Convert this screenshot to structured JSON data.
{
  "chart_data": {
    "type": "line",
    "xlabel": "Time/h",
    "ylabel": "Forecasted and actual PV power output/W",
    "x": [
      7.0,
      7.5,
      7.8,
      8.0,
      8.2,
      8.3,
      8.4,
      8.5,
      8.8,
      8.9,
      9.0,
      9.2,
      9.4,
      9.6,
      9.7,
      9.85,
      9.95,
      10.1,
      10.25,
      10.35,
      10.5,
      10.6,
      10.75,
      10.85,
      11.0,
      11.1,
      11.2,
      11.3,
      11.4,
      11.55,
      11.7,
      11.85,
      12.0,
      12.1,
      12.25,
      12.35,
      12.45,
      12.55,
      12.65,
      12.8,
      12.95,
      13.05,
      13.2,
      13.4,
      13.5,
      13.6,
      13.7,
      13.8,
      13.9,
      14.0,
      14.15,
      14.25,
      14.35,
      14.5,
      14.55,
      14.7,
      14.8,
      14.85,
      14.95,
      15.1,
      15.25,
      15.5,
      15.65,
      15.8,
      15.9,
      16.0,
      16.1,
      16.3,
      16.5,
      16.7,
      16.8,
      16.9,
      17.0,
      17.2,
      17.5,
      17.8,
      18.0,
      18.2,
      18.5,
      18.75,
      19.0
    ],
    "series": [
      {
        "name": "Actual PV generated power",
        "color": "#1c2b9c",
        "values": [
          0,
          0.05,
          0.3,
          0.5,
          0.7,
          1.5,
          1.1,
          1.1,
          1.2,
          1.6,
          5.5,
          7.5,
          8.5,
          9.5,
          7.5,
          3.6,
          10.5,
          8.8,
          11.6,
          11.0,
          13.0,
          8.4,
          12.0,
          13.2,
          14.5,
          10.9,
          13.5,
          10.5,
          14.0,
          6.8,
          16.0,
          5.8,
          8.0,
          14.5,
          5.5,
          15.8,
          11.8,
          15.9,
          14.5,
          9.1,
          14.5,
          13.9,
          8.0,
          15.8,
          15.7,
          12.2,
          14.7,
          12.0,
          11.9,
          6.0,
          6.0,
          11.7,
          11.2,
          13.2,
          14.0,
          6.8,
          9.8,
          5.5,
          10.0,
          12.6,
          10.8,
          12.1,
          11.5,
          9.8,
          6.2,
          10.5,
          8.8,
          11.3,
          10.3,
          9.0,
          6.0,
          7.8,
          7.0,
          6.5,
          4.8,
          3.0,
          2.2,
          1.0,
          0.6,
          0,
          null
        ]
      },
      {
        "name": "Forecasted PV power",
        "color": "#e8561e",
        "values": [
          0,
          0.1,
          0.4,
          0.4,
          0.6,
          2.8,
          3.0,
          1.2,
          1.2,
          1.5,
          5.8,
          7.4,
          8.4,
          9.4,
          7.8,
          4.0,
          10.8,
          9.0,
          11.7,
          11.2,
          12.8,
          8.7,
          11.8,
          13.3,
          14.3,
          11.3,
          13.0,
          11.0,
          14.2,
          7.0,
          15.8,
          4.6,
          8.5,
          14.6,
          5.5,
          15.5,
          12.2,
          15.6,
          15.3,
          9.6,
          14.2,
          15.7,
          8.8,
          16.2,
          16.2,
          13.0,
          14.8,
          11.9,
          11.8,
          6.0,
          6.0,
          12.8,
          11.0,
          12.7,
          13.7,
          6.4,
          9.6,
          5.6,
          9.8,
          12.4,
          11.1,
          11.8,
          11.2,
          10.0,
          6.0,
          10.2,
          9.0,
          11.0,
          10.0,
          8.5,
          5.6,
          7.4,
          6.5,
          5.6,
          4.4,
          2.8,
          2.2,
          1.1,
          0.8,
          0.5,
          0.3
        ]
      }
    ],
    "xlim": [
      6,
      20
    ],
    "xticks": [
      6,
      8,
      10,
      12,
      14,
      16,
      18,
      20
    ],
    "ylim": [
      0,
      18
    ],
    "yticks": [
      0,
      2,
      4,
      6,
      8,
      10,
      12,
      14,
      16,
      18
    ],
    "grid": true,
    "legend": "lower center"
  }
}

■ TO DO: Provide only the number of lines in the records containing the string "power".

■ THE RESULT: 3